Return every line below that contains the string "observation", treating case as significant.

Dataset excerpts
※ ※ ※

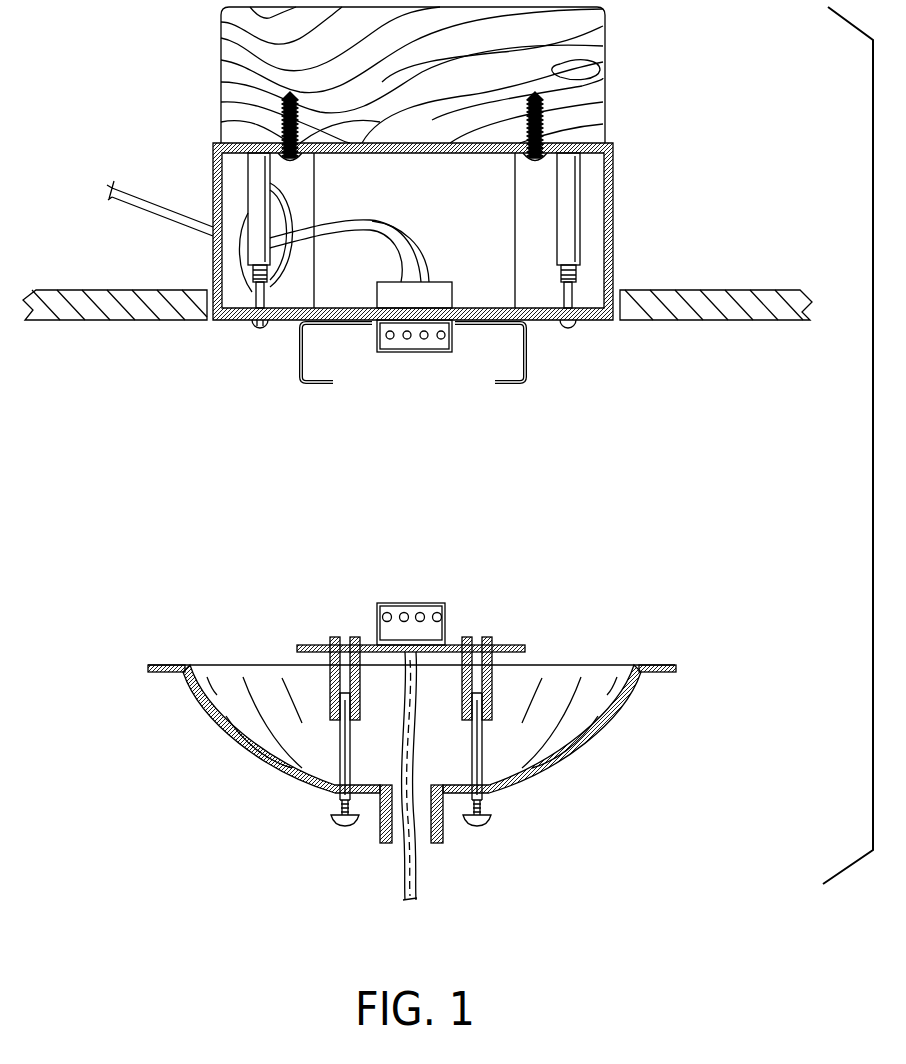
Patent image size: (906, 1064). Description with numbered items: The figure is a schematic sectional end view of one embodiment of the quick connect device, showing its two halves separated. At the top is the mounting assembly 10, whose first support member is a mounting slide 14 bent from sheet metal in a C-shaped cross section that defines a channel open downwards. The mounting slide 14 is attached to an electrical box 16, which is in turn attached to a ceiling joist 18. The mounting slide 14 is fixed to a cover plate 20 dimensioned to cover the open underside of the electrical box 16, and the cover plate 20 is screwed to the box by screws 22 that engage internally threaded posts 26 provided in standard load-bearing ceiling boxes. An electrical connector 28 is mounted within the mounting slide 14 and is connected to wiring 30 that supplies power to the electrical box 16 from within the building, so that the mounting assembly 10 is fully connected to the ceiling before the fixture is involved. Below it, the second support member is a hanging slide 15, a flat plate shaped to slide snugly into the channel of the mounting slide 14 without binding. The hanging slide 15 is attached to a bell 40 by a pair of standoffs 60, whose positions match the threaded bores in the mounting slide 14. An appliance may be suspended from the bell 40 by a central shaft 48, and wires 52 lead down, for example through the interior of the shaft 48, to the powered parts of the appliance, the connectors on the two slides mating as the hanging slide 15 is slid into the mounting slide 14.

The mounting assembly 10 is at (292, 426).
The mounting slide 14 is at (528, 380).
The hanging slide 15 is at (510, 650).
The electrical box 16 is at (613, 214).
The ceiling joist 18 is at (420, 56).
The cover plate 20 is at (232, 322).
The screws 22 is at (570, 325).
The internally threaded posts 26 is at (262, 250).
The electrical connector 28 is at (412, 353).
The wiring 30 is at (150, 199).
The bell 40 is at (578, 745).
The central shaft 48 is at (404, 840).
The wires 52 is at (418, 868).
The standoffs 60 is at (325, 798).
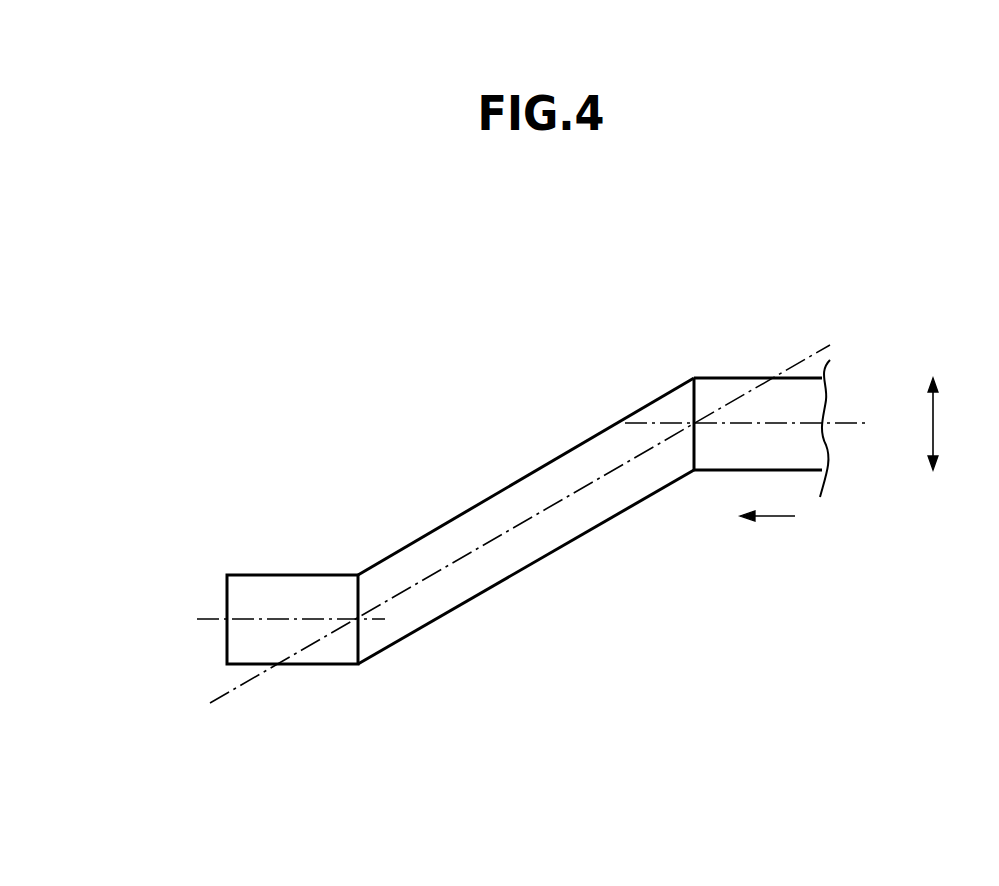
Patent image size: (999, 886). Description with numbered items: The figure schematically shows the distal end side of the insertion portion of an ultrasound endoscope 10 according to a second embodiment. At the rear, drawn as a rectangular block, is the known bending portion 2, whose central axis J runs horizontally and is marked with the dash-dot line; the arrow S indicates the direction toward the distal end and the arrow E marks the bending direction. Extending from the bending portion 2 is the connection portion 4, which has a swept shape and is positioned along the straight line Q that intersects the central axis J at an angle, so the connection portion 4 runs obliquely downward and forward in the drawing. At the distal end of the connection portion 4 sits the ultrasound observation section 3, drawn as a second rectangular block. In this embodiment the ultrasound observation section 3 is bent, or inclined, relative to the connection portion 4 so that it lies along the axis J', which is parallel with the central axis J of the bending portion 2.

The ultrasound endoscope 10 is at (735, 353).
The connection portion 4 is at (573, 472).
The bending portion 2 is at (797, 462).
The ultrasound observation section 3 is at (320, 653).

※ ※ ※

- Expected output
Patent image size: (999, 886). Description with numbered items: The figure schematically shows the distal end side of the insertion portion of an ultrasound endoscope 10 according to a second embodiment. At the rear, drawn as a rectangular block, is the known bending portion 2, whose central axis J runs horizontally and is marked with the dash-dot line; the arrow S indicates the direction toward the distal end and the arrow E marks the bending direction. Extending from the bending portion 2 is the connection portion 4, which has a swept shape and is positioned along the straight line Q that intersects the central axis J at an angle, so the connection portion 4 runs obliquely downward and forward in the drawing. At the distal end of the connection portion 4 sits the ultrasound observation section 3, drawn as a second rectangular block. In this embodiment the ultrasound observation section 3 is bent, or inclined, relative to the connection portion 4 so that it lies along the axis J', which is parallel with the central axis J of the bending portion 2.
The ultrasound observation section 3 is at (320, 653).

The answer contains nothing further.